= Goal of the exercise =
Reproduce the data below in full and exclude every picture.

= Information shown =
---*---

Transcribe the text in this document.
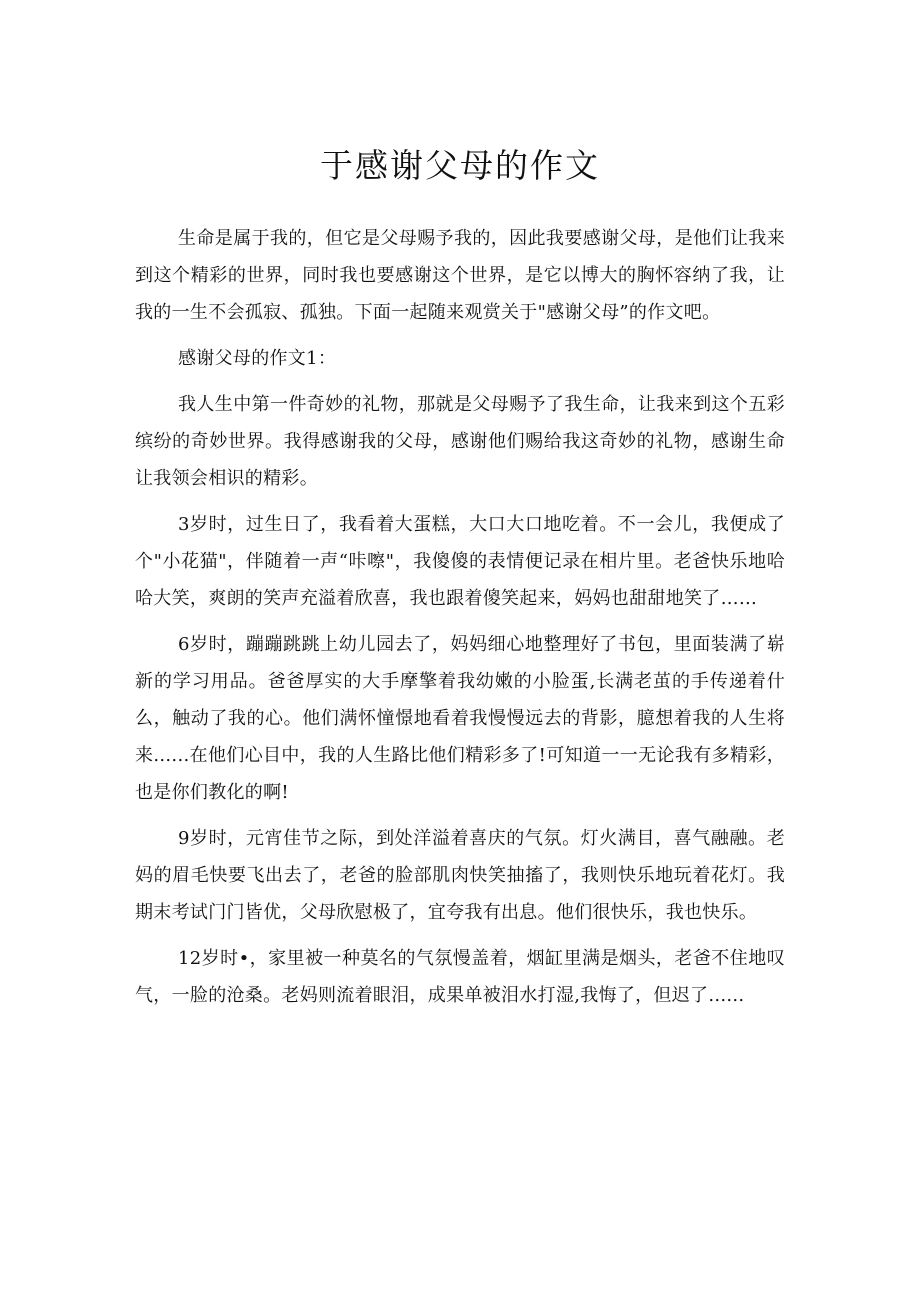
于感谢父母的作文

生命是属于我的，但它是父母赐予我的，因此我要感谢父母，是他们让我来到这个精彩的世界，同时我也要感谢这个世界，是它以博大的胸怀容纳了我，让我的一生不会孤寂、孤独。下面一起随来观赏关于"感谢父母”的作文吧。

感谢父母的作文1：

我人生中第一件奇妙的礼物，那就是父母赐予了我生命，让我来到这个五彩缤纷的奇妙世界。我得感谢我的父母，感谢他们赐给我这奇妙的礼物，感谢生命让我领会相识的精彩。

3岁时，过生日了，我看着大蛋糕，大口大口地吃着。不一会儿，我便成了个"小花猫"，伴随着一声“咔嚓"，我傻傻的表情便记录在相片里。老爸快乐地哈哈大笑，爽朗的笑声充溢着欣喜，我也跟着傻笑起来，妈妈也甜甜地笑了……

6岁时，蹦蹦跳跳上幼儿园去了，妈妈细心地整理好了书包，里面装满了崭新的学习用品。爸爸厚实的大手摩擎着我幼嫩的小脸蛋,长满老茧的手传递着什么，触动了我的心。他们满怀憧憬地看着我慢慢远去的背影，臆想着我的人生将来......在他们心目中，我的人生路比他们精彩多了!可知道一一无论我有多精彩，也是你们教化的啊!

9岁时，元宵佳节之际，到处洋溢着喜庆的气氛。灯火满目，喜气融融。老妈的眉毛快要飞出去了，老爸的脸部肌肉快笑抽搐了，我则快乐地玩着花灯。我期末考试门门皆优，父母欣慰极了，宜夸我有出息。他们很快乐，我也快乐。

12岁时•，家里被一种莫名的气氛慢盖着，烟缸里满是烟头，老爸不住地叹气，一脸的沧桑。老妈则流着眼泪，成果单被泪水打湿,我悔了，但迟了......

---*---

= Answer to this exercise =
Transcribe the text in this document.
于感谢父母的作文

生命是属于我的，但它是父母赐予我的，因此我要感谢父母，是他们让我来到这个精彩的世界，同时我也要感谢这个世界，是它以博大的胸怀容纳了我，让我的一生不会孤寂、孤独。下面一起随来观赏关于"感谢父母”的作文吧。

感谢父母的作文1：

我人生中第一件奇妙的礼物，那就是父母赐予了我生命，让我来到这个五彩缤纷的奇妙世界。我得感谢我的父母，感谢他们赐给我这奇妙的礼物，感谢生命让我领会相识的精彩。

3岁时，过生日了，我看着大蛋糕，大口大口地吃着。不一会儿，我便成了个"小花猫"，伴随着一声“咔嚓"，我傻傻的表情便记录在相片里。老爸快乐地哈哈大笑，爽朗的笑声充溢着欣喜，我也跟着傻笑起来，妈妈也甜甜地笑了……

6岁时，蹦蹦跳跳上幼儿园去了，妈妈细心地整理好了书包，里面装满了崭新的学习用品。爸爸厚实的大手摩擎着我幼嫩的小脸蛋,长满老茧的手传递着什么，触动了我的心。他们满怀憧憬地看着我慢慢远去的背影，臆想着我的人生将来......在他们心目中，我的人生路比他们精彩多了!可知道一一无论我有多精彩，也是你们教化的啊!

9岁时，元宵佳节之际，到处洋溢着喜庆的气氛。灯火满目，喜气融融。老妈的眉毛快要飞出去了，老爸的脸部肌肉快笑抽搐了，我则快乐地玩着花灯。我期末考试门门皆优，父母欣慰极了，宜夸我有出息。他们很快乐，我也快乐。

12岁时•，家里被一种莫名的气氛慢盖着，烟缸里满是烟头，老爸不住地叹气，一脸的沧桑。老妈则流着眼泪，成果单被泪水打湿,我悔了，但迟了......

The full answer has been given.